→ **Directions**:
Collect from the data below each line with "color".

→ **Records for the task**:
++++++++++++++++++++

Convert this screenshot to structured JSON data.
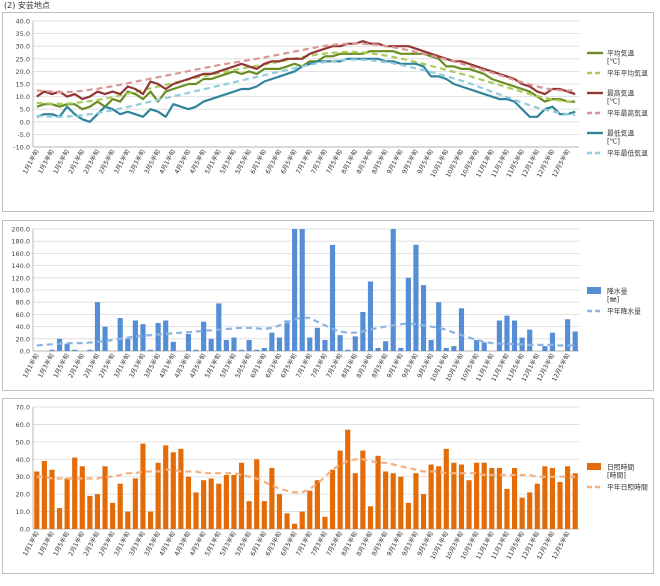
{
  "page": {
    "title": "(2) 安芸地点"
  },
  "dekads": [
    "1月1半旬",
    "1月2半旬",
    "1月3半旬",
    "1月4半旬",
    "1月5半旬",
    "1月6半旬",
    "2月1半旬",
    "2月2半旬",
    "2月3半旬",
    "2月4半旬",
    "2月5半旬",
    "2月6半旬",
    "3月1半旬",
    "3月2半旬",
    "3月3半旬",
    "3月4半旬",
    "3月5半旬",
    "3月6半旬",
    "4月1半旬",
    "4月2半旬",
    "4月3半旬",
    "4月4半旬",
    "4月5半旬",
    "4月6半旬",
    "5月1半旬",
    "5月2半旬",
    "5月3半旬",
    "5月4半旬",
    "5月5半旬",
    "5月6半旬",
    "6月1半旬",
    "6月2半旬",
    "6月3半旬",
    "6月4半旬",
    "6月5半旬",
    "6月6半旬",
    "7月1半旬",
    "7月2半旬",
    "7月3半旬",
    "7月4半旬",
    "7月5半旬",
    "7月6半旬",
    "8月1半旬",
    "8月2半旬",
    "8月3半旬",
    "8月4半旬",
    "8月5半旬",
    "8月6半旬",
    "9月1半旬",
    "9月2半旬",
    "9月3半旬",
    "9月4半旬",
    "9月5半旬",
    "9月6半旬",
    "10月1半旬",
    "10月2半旬",
    "10月3半旬",
    "10月4半旬",
    "10月5半旬",
    "10月6半旬",
    "11月1半旬",
    "11月2半旬",
    "11月3半旬",
    "11月4半旬",
    "11月5半旬",
    "11月6半旬",
    "12月1半旬",
    "12月2半旬",
    "12月3半旬",
    "12月4半旬",
    "12月5半旬",
    "12月6半旬"
  ],
  "chart_data": [
    {
      "type": "line",
      "ylim": [
        -10,
        40
      ],
      "yticks": [
        -10,
        -5,
        0,
        5,
        10,
        15,
        20,
        25,
        30,
        35,
        40
      ],
      "ytick_labels": [
        "-10.0",
        "-5.0",
        "0.0",
        "5.0",
        "10.0",
        "15.0",
        "20.0",
        "25.0",
        "30.0",
        "35.0",
        "40.0"
      ],
      "x_tick_labels": [
        "1月1半旬",
        "1月3半旬",
        "1月5半旬",
        "2月1半旬",
        "2月3半旬",
        "2月5半旬",
        "3月1半旬",
        "3月3半旬",
        "3月5半旬",
        "4月1半旬",
        "4月3半旬",
        "4月5半旬",
        "5月1半旬",
        "5月3半旬",
        "5月5半旬",
        "6月1半旬",
        "6月3半旬",
        "6月5半旬",
        "7月1半旬",
        "7月3半旬",
        "7月5半旬",
        "8月1半旬",
        "8月3半旬",
        "8月5半旬",
        "9月1半旬",
        "9月3半旬",
        "9月5半旬",
        "10月1半旬",
        "10月3半旬",
        "10月5半旬",
        "11月1半旬",
        "11月3半旬",
        "11月5半旬",
        "12月1半旬",
        "12月3半旬",
        "12月5半旬"
      ],
      "grid": true,
      "legend_position": "right",
      "series": [
        {
          "name": "平均気温 [℃]",
          "color": "#6b8e23",
          "style": "solid",
          "values": [
            6,
            7,
            7,
            6,
            7,
            7,
            5,
            6,
            8,
            6,
            9,
            8,
            12,
            11,
            9,
            12,
            8,
            12,
            13,
            14,
            15,
            15,
            17,
            17,
            18,
            19,
            20,
            19,
            20,
            19,
            21,
            21,
            21,
            22,
            23,
            22,
            24,
            24,
            26,
            26,
            27,
            27,
            27,
            27,
            28,
            28,
            28,
            28,
            27,
            27,
            27,
            27,
            26,
            25,
            22,
            22,
            21,
            21,
            20,
            19,
            17,
            16,
            15,
            14,
            13,
            12,
            10,
            8,
            9,
            9,
            8,
            8
          ]
        },
        {
          "name": "平年平均気温",
          "color": "#a9cc58",
          "style": "dashed",
          "values": [
            7.5,
            7.3,
            7.2,
            7.1,
            7.2,
            7.5,
            7.8,
            8.2,
            8.7,
            9.2,
            9.8,
            10.5,
            11.2,
            11.9,
            12.6,
            13.3,
            14.0,
            14.7,
            15.4,
            16.1,
            16.8,
            17.5,
            18.1,
            18.7,
            19.3,
            19.9,
            20.5,
            21.1,
            21.7,
            22.2,
            22.7,
            23.3,
            23.9,
            24.5,
            25.1,
            25.7,
            26.2,
            26.7,
            27.1,
            27.4,
            27.6,
            27.7,
            27.7,
            27.5,
            27.2,
            26.8,
            26.3,
            25.7,
            25.1,
            24.4,
            23.7,
            23.0,
            22.2,
            21.4,
            20.6,
            19.8,
            19.0,
            18.2,
            17.3,
            16.4,
            15.5,
            14.6,
            13.7,
            12.8,
            11.9,
            11.0,
            10.2,
            9.5,
            8.9,
            8.4,
            8.0,
            7.7
          ]
        },
        {
          "name": "最高気温 [℃]",
          "color": "#943634",
          "style": "solid",
          "values": [
            10,
            12,
            11,
            12,
            10,
            11,
            9,
            10,
            12,
            11,
            12,
            11,
            14,
            13,
            11,
            16,
            15,
            13,
            15,
            16,
            17,
            18,
            19,
            19,
            20,
            21,
            22,
            23,
            22,
            21,
            23,
            24,
            24,
            25,
            25,
            25,
            27,
            28,
            29,
            30,
            30,
            31,
            31,
            32,
            31,
            31,
            30,
            30,
            30,
            30,
            29,
            28,
            27,
            26,
            25,
            24,
            24,
            23,
            22,
            21,
            20,
            19,
            18,
            17,
            15,
            14,
            12,
            11,
            13,
            13,
            12,
            11
          ]
        },
        {
          "name": "平年最高気温",
          "color": "#d99694",
          "style": "dashed",
          "values": [
            12.5,
            12.2,
            12.0,
            11.8,
            11.8,
            12.0,
            12.3,
            12.7,
            13.1,
            13.6,
            14.1,
            14.7,
            15.3,
            15.9,
            16.5,
            17.1,
            17.7,
            18.3,
            18.9,
            19.5,
            20.1,
            20.7,
            21.3,
            21.9,
            22.5,
            23.0,
            23.5,
            24.0,
            24.5,
            25.0,
            25.5,
            26.1,
            26.7,
            27.3,
            27.9,
            28.5,
            29.1,
            29.6,
            30.1,
            30.5,
            30.8,
            31.0,
            31.1,
            31.0,
            30.8,
            30.5,
            30.1,
            29.6,
            29.0,
            28.4,
            27.7,
            27.0,
            26.3,
            25.5,
            24.7,
            23.9,
            23.1,
            22.2,
            21.3,
            20.4,
            19.5,
            18.6,
            17.6,
            16.6,
            15.7,
            14.8,
            14.0,
            13.3,
            12.8,
            12.5,
            12.4,
            12.4
          ]
        },
        {
          "name": "最低気温 [℃]",
          "color": "#31849b",
          "style": "solid",
          "values": [
            2,
            3,
            3,
            2,
            6,
            3,
            1,
            0,
            3,
            6,
            5,
            3,
            4,
            3,
            2,
            5,
            4,
            2,
            7,
            6,
            5,
            6,
            8,
            9,
            10,
            11,
            12,
            13,
            13,
            14,
            16,
            17,
            18,
            19,
            20,
            22,
            23,
            24,
            24,
            24,
            24,
            25,
            25,
            25,
            25,
            25,
            24,
            24,
            23,
            23,
            23,
            22,
            18,
            18,
            17,
            15,
            14,
            13,
            12,
            11,
            10,
            9,
            9,
            8,
            5,
            2,
            2,
            5,
            6,
            3,
            3,
            4
          ]
        },
        {
          "name": "平年最低気温",
          "color": "#92cddc",
          "style": "dashed",
          "values": [
            2.4,
            2.2,
            2.1,
            2.0,
            2.1,
            2.3,
            2.6,
            3.0,
            3.5,
            4.0,
            4.6,
            5.2,
            5.9,
            6.6,
            7.3,
            8.0,
            8.7,
            9.4,
            10.1,
            10.8,
            11.5,
            12.2,
            12.9,
            13.6,
            14.3,
            15.0,
            15.7,
            16.4,
            17.1,
            17.8,
            18.5,
            19.2,
            19.9,
            20.6,
            21.3,
            22.0,
            22.6,
            23.2,
            23.7,
            24.1,
            24.4,
            24.6,
            24.7,
            24.6,
            24.4,
            24.1,
            23.7,
            23.2,
            22.6,
            21.9,
            21.2,
            20.5,
            19.8,
            19.0,
            18.1,
            17.2,
            16.3,
            15.3,
            14.2,
            13.1,
            12.0,
            10.9,
            9.8,
            8.7,
            7.6,
            6.6,
            5.6,
            4.8,
            4.1,
            3.5,
            3.0,
            2.6
          ]
        }
      ]
    },
    {
      "type": "bar",
      "ylim": [
        0,
        200
      ],
      "yticks": [
        0,
        20,
        40,
        60,
        80,
        100,
        120,
        140,
        160,
        180,
        200
      ],
      "ytick_labels": [
        "0.0",
        "20.0",
        "40.0",
        "60.0",
        "80.0",
        "100.0",
        "120.0",
        "140.0",
        "160.0",
        "180.0",
        "200.0"
      ],
      "x_tick_labels": [
        "1月1半旬",
        "1月3半旬",
        "1月5半旬",
        "2月1半旬",
        "2月3半旬",
        "2月5半旬",
        "3月1半旬",
        "3月3半旬",
        "3月5半旬",
        "4月1半旬",
        "4月3半旬",
        "4月5半旬",
        "5月1半旬",
        "5月3半旬",
        "5月5半旬",
        "6月1半旬",
        "6月3半旬",
        "6月5半旬",
        "7月1半旬",
        "7月3半旬",
        "7月5半旬",
        "8月1半旬",
        "8月3半旬",
        "8月5半旬",
        "9月1半旬",
        "9月3半旬",
        "9月5半旬",
        "10月1半旬",
        "10月3半旬",
        "10月5半旬",
        "11月1半旬",
        "11月3半旬",
        "11月5半旬",
        "12月1半旬",
        "12月3半旬",
        "12月5半旬"
      ],
      "grid": true,
      "legend_position": "right",
      "series": [
        {
          "name": "降水量 [㎜]",
          "color": "#558ed5",
          "kind": "bar",
          "values": [
            0,
            0,
            2,
            20,
            12,
            2,
            0,
            2,
            80,
            40,
            0,
            54,
            20,
            50,
            44,
            2,
            46,
            50,
            15,
            0,
            28,
            2,
            48,
            20,
            78,
            18,
            22,
            2,
            18,
            2,
            5,
            30,
            22,
            50,
            200,
            200,
            22,
            38,
            18,
            174,
            26,
            2,
            24,
            64,
            114,
            5,
            16,
            200,
            5,
            120,
            174,
            108,
            18,
            80,
            5,
            8,
            70,
            0,
            18,
            14,
            0,
            50,
            58,
            50,
            22,
            35,
            0,
            8,
            30,
            0,
            52,
            32
          ]
        },
        {
          "name": "平年降水量",
          "color": "#8eb4e3",
          "kind": "dashed-line",
          "values": [
            9,
            10,
            11,
            12,
            13,
            13,
            13,
            14,
            15,
            16,
            18,
            20,
            22,
            24,
            25,
            26,
            27,
            28,
            29,
            30,
            31,
            32,
            33,
            34,
            35,
            36,
            37,
            38,
            38,
            37,
            36,
            38,
            42,
            47,
            52,
            55,
            54,
            48,
            42,
            36,
            32,
            30,
            30,
            32,
            35,
            38,
            40,
            42,
            44,
            45,
            44,
            42,
            40,
            38,
            35,
            30,
            26,
            22,
            18,
            15,
            13,
            12,
            12,
            11,
            11,
            10,
            10,
            10,
            10,
            9,
            9,
            9
          ]
        }
      ]
    },
    {
      "type": "bar",
      "ylim": [
        0,
        70
      ],
      "yticks": [
        0,
        10,
        20,
        30,
        40,
        50,
        60,
        70
      ],
      "ytick_labels": [
        "0.0",
        "10.0",
        "20.0",
        "30.0",
        "40.0",
        "50.0",
        "60.0",
        "70.0"
      ],
      "x_tick_labels": [
        "1月1半旬",
        "1月3半旬",
        "1月5半旬",
        "2月1半旬",
        "2月3半旬",
        "2月5半旬",
        "3月1半旬",
        "3月3半旬",
        "3月5半旬",
        "4月1半旬",
        "4月3半旬",
        "4月5半旬",
        "5月1半旬",
        "5月3半旬",
        "5月5半旬",
        "6月1半旬",
        "6月3半旬",
        "6月5半旬",
        "7月1半旬",
        "7月3半旬",
        "7月5半旬",
        "8月1半旬",
        "8月3半旬",
        "8月5半旬",
        "9月1半旬",
        "9月3半旬",
        "9月5半旬",
        "10月1半旬",
        "10月3半旬",
        "10月5半旬",
        "11月1半旬",
        "11月3半旬",
        "11月5半旬",
        "12月1半旬",
        "12月3半旬",
        "12月5半旬"
      ],
      "grid": true,
      "legend_position": "right",
      "series": [
        {
          "name": "日照時間 [時間]",
          "color": "#e36c09",
          "kind": "bar",
          "values": [
            33,
            39,
            34,
            12,
            29,
            41,
            36,
            19,
            20,
            36,
            15,
            26,
            10,
            29,
            49,
            10,
            38,
            48,
            44,
            46,
            30,
            21,
            28,
            29,
            26,
            31,
            31,
            38,
            16,
            40,
            16,
            35,
            20,
            9,
            3,
            10,
            22,
            28,
            7,
            34,
            45,
            57,
            32,
            45,
            13,
            42,
            33,
            32,
            30,
            15,
            32,
            20,
            37,
            36,
            46,
            38,
            37,
            28,
            38,
            38,
            35,
            35,
            23,
            35,
            18,
            21,
            26,
            36,
            35,
            27,
            36,
            32
          ]
        },
        {
          "name": "平年日照時間",
          "color": "#f4b183",
          "kind": "dashed-line",
          "values": [
            30,
            30,
            29,
            29,
            29,
            29,
            29,
            29,
            29,
            30,
            30,
            31,
            32,
            32,
            33,
            33,
            33,
            34,
            34,
            33,
            33,
            33,
            32,
            32,
            32,
            32,
            32,
            31,
            30,
            29,
            27,
            25,
            23,
            22,
            21,
            21,
            23,
            26,
            30,
            34,
            37,
            39,
            40,
            40,
            39,
            38,
            38,
            37,
            36,
            35,
            34,
            33,
            33,
            33,
            32,
            32,
            32,
            32,
            32,
            31,
            31,
            31,
            31,
            31,
            31,
            31,
            30,
            30,
            30,
            30,
            30,
            30
          ]
        }
      ]
    }
  ]
}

++++++++++++++++++++

→ **Solution to the exercise**:
          "color": "#6b8e23",
          "color": "#a9cc58",
          "color": "#943634",
          "color": "#d99694",
          "color": "#31849b",
          "color": "#92cddc",
          "color": "#558ed5",
          "color": "#8eb4e3",
          "color": "#e36c09",
          "color": "#f4b183",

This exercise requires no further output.